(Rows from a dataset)
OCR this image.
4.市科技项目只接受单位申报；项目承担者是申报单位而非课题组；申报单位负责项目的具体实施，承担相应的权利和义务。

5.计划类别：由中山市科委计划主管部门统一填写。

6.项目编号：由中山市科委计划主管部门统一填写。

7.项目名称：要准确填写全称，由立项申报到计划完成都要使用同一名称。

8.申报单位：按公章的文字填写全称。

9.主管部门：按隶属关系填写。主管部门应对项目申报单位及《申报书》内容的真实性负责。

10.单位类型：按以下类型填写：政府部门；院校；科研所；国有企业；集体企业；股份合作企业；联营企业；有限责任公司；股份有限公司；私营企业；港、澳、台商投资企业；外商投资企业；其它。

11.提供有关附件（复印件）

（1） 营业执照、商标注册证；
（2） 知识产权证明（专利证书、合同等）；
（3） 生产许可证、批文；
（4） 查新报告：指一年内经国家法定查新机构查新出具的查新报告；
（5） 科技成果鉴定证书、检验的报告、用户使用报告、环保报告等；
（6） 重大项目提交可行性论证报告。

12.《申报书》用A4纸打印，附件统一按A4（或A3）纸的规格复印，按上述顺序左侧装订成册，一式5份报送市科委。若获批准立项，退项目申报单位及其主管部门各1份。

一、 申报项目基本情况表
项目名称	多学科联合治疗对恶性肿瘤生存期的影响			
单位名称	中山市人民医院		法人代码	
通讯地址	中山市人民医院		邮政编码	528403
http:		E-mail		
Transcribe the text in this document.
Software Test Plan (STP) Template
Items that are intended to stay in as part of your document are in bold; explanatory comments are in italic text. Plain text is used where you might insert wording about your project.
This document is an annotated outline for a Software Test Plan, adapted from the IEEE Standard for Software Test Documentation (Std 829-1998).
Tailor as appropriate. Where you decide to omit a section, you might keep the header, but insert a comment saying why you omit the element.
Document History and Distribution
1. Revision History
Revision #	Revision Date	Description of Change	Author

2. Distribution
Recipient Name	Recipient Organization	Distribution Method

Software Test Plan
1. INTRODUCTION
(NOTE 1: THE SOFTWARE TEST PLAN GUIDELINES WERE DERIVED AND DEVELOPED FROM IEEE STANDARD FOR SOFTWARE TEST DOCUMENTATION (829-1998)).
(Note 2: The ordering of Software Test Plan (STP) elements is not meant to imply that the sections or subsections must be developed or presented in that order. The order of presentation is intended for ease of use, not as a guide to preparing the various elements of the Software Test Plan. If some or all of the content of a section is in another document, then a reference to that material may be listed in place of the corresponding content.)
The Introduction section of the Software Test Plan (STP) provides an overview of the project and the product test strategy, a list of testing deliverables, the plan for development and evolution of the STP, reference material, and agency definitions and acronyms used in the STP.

INSTRUCTIONS FOR THE TASK => Copy out every line of the data that includes "由中山市科委计划主管部门统一填写".

EXPECTED OUTPUT =>
5.计划类别：由中山市科委计划主管部门统一填写。
6.项目编号：由中山市科委计划主管部门统一填写。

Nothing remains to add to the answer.